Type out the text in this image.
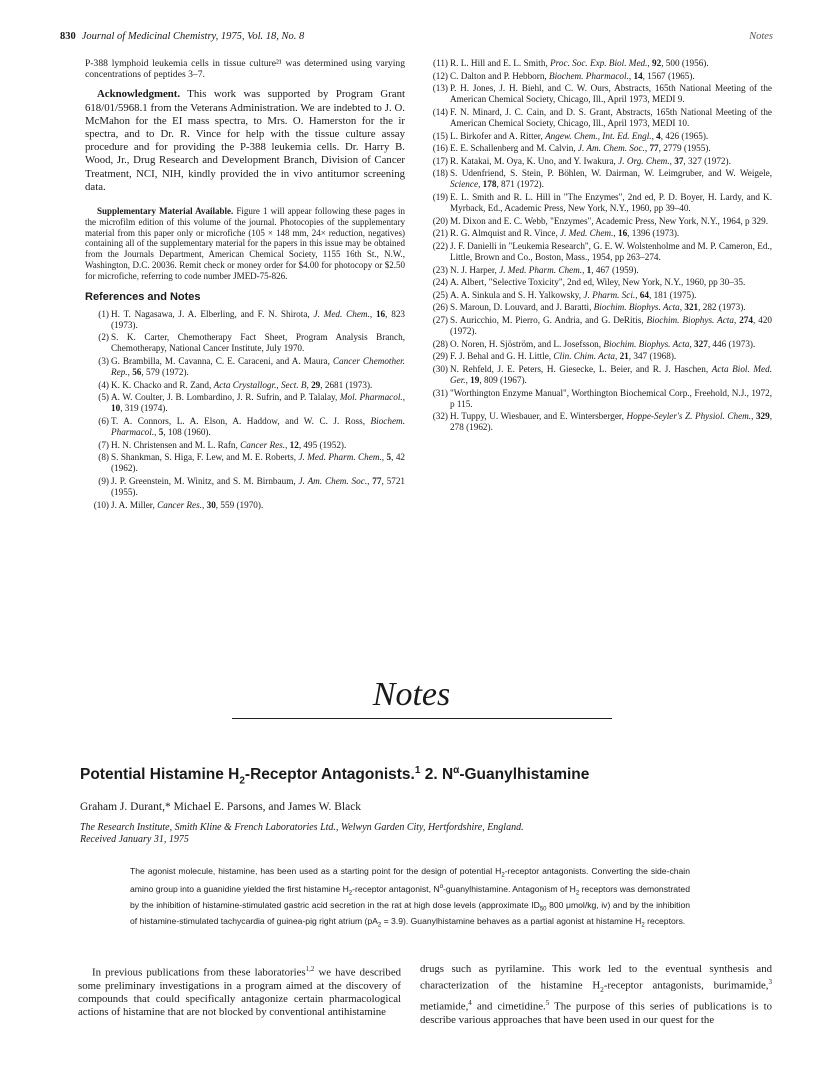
830 Journal of Medicinal Chemistry, 1975, Vol. 18, No. 8	Notes

P-388 lymphoid leukemia cells in tissue culture²¹ was determined using varying concentrations of peptides 3–7.

Acknowledgment. This work was supported by Program Grant 618/01/5968.1 from the Veterans Administration. We are indebted to J. O. McMahon for the EI mass spectra, to Mrs. O. Hamerston for the ir spectra, and to Dr. R. Vince for help with the tissue culture assay procedure and for providing the P-388 leukemia cells. Dr. Harry B. Wood, Jr., Drug Research and Development Branch, Division of Cancer Treatment, NCI, NIH, kindly provided the in vivo antitumor screening data.

Supplementary Material Available. Figure 1 will appear following these pages in the microfilm edition of this volume of the journal. Photocopies of the supplementary material from this paper only or microfiche (105 × 148 mm, 24× reduction, negatives) containing all of the supplementary material for the papers in this issue may be obtained from the Journals Department, American Chemical Society, 1155 16th St., N.W., Washington, D.C. 20036. Remit check or money order for $4.00 for photocopy or $2.50 for microfiche, referring to code number JMED-75-826.

References and Notes
(1) H. T. Nagasawa, J. A. Elberling, and F. N. Shirota, J. Med. Chem., 16, 823 (1973).
(2) S. K. Carter, Chemotherapy Fact Sheet, Program Analysis Branch, Chemotherapy, National Cancer Institute, July 1970.
(3) G. Brambilla, M. Cavanna, C. E. Caraceni, and A. Maura, Cancer Chemother. Rep., 56, 579 (1972).
(4) K. K. Chacko and R. Zand, Acta Crystallogr., Sect. B, 29, 2681 (1973).
(5) A. W. Coulter, J. B. Lombardino, J. R. Sufrin, and P. Talalay, Mol. Pharmacol., 10, 319 (1974).
(6) T. A. Connors, L. A. Elson, A. Haddow, and W. C. J. Ross, Biochem. Pharmacol., 5, 108 (1960).
(7) H. N. Christensen and M. L. Rafn, Cancer Res., 12, 495 (1952).
(8) S. Shankman, S. Higa, F. Lew, and M. E. Roberts, J. Med. Pharm. Chem., 5, 42 (1962).
(9) J. P. Greenstein, M. Winitz, and S. M. Birnbaum, J. Am. Chem. Soc., 77, 5721 (1955).
(10) J. A. Miller, Cancer Res., 30, 559 (1970).
(11) R. L. Hill and E. L. Smith, Proc. Soc. Exp. Biol. Med., 92, 500 (1956).
(12) C. Dalton and P. Hebborn, Biochem. Pharmacol., 14, 1567 (1965).
(13) P. H. Jones, J. H. Biehl, and C. W. Ours, Abstracts, 165th National Meeting of the American Chemical Society, Chicago, Ill., April 1973, MEDI 9.
(14) F. N. Minard, J. C. Cain, and D. S. Grant, Abstracts, 165th National Meeting of the American Chemical Society, Chicago, Ill., April 1973, MEDI 10.
(15) L. Birkofer and A. Ritter, Angew. Chem., Int. Ed. Engl., 4, 426 (1965).
(16) E. E. Schallenberg and M. Calvin, J. Am. Chem. Soc., 77, 2779 (1955).
(17) R. Katakai, M. Oya, K. Uno, and Y. Iwakura, J. Org. Chem., 37, 327 (1972).
(18) S. Udenfriend, S. Stein, P. Böhlen, W. Dairman, W. Leimgruber, and W. Weigele, Science, 178, 871 (1972).
(19) E. L. Smith and R. L. Hill in "The Enzymes", 2nd ed, P. D. Boyer, H. Lardy, and K. Myrback, Ed., Academic Press, New York, N.Y., 1960, pp 39–40.
(20) M. Dixon and E. C. Webb, "Enzymes", Academic Press, New York, N.Y., 1964, p 329.
(21) R. G. Almquist and R. Vince, J. Med. Chem., 16, 1396 (1973).
(22) J. F. Danielli in "Leukemia Research", G. E. W. Wolstenholme and M. P. Cameron, Ed., Little, Brown and Co., Boston, Mass., 1954, pp 263–274.
(23) N. J. Harper, J. Med. Pharm. Chem., 1, 467 (1959).
(24) A. Albert, "Selective Toxicity", 2nd ed, Wiley, New York, N.Y., 1960, pp 30–35.
(25) A. A. Sinkula and S. H. Yalkowsky, J. Pharm. Sci., 64, 181 (1975).
(26) S. Maroun, D. Louvard, and J. Baratti, Biochim. Biophys. Acta, 321, 282 (1973).
(27) S. Auricchio, M. Pierro, G. Andria, and G. DeRitis, Biochim. Biophys. Acta, 274, 420 (1972).
(28) O. Noren, H. Sjöström, and L. Josefsson, Biochim. Biophys. Acta, 327, 446 (1973).
(29) F. J. Behal and G. H. Little, Clin. Chim. Acta, 21, 347 (1968).
(30) N. Rehfeld, J. E. Peters, H. Giesecke, L. Beier, and R. J. Haschen, Acta Biol. Med. Ger., 19, 809 (1967).
(31) "Worthington Enzyme Manual", Worthington Biochemical Corp., Freehold, N.J., 1972, p 115.
(32) H. Tuppy, U. Wiesbauer, and E. Wintersberger, Hoppe-Seyler's Z. Physiol. Chem., 329, 278 (1962).
Notes
Potential Histamine $H_2$-Receptor Antagonists.$^1$ 2. $N^\alpha$-Guanylhistamine
Graham J. Durant,* Michael E. Parsons, and James W. Black
The Research Institute, Smith Kline & French Laboratories Ltd., Welwyn Garden City, Hertfordshire, England.
Received January 31, 1975

The agonist molecule, histamine, has been used as a starting point for the design of potential $H_2$-receptor antagonists. Converting the side-chain amino group into a guanidine yielded the first histamine $H_2$-receptor antagonist, $N^\alpha$-guanylhistamine. Antagonism of $H_2$ receptors was demonstrated by the inhibition of histamine-stimulated gastric acid secretion in the rat at high dose levels (approximate $ID_{50}$ 800 μmol/kg, iv) and by the inhibition of histamine-stimulated tachycardia of guinea-pig right atrium $(pA_2 = 3.9)$. Guanylhistamine behaves as a partial agonist at histamine $H_2$ receptors.

In previous publications from these laboratories$^{1,2}$ we have described some preliminary investigations in a program aimed at the discovery of compounds that could specifically antagonize certain pharmacological actions of histamine that are not blocked by conventional antihistamine

drugs such as pyrilamine. This work led to the eventual synthesis and characterization of the histamine $H_2$-receptor antagonists, burimamide,$^3$ metiamide,$^4$ and cimetidine.$^5$ The purpose of this series of publications is to describe various approaches that have been used in our quest for the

• [Problem description] The number of lines above containing the word "Cancer" is all that should be returned.

• [Task result] 5